Dataset entries:
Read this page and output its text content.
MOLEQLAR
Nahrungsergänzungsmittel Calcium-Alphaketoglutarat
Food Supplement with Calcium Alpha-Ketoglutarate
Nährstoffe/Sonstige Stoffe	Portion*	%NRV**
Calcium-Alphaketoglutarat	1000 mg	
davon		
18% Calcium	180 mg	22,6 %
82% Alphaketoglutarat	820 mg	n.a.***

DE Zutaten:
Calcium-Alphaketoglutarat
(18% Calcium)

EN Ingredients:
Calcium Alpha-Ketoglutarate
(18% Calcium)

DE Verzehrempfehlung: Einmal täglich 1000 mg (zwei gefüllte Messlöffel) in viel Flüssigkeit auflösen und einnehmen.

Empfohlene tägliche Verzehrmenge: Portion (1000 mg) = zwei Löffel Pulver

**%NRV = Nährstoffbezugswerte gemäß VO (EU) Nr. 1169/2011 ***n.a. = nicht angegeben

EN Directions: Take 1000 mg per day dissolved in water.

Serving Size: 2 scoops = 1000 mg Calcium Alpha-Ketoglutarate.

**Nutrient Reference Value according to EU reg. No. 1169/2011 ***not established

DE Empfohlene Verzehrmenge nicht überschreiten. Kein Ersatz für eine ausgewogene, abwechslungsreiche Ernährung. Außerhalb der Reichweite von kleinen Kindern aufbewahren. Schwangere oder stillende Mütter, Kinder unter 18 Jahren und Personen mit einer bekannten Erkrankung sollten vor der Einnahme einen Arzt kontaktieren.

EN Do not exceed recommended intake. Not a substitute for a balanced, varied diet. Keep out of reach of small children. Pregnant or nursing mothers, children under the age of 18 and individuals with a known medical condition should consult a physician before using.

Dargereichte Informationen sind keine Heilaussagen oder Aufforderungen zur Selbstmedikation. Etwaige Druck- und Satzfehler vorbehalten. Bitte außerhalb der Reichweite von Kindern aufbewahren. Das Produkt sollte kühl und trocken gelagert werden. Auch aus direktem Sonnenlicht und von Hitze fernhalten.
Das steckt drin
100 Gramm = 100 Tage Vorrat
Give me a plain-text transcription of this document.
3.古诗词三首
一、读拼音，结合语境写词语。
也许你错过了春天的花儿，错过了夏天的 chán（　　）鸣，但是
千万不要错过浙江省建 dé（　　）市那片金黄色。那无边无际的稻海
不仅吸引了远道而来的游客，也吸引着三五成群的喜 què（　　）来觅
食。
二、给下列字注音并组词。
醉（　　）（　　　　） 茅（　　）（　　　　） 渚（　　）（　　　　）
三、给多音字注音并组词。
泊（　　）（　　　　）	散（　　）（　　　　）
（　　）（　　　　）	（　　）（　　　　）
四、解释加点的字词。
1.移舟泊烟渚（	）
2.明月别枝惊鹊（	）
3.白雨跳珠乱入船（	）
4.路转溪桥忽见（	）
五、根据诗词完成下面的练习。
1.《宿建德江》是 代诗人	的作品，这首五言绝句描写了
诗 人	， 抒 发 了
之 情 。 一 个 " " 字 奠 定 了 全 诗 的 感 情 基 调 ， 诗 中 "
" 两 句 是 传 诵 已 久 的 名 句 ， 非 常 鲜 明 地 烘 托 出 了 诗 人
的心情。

### SHORT PROBLEM
Where a line above includes "text", copy that line.

### RESULT FOR THIS TASK
Read this page and output its text content.
Give me a plain-text transcription of this document.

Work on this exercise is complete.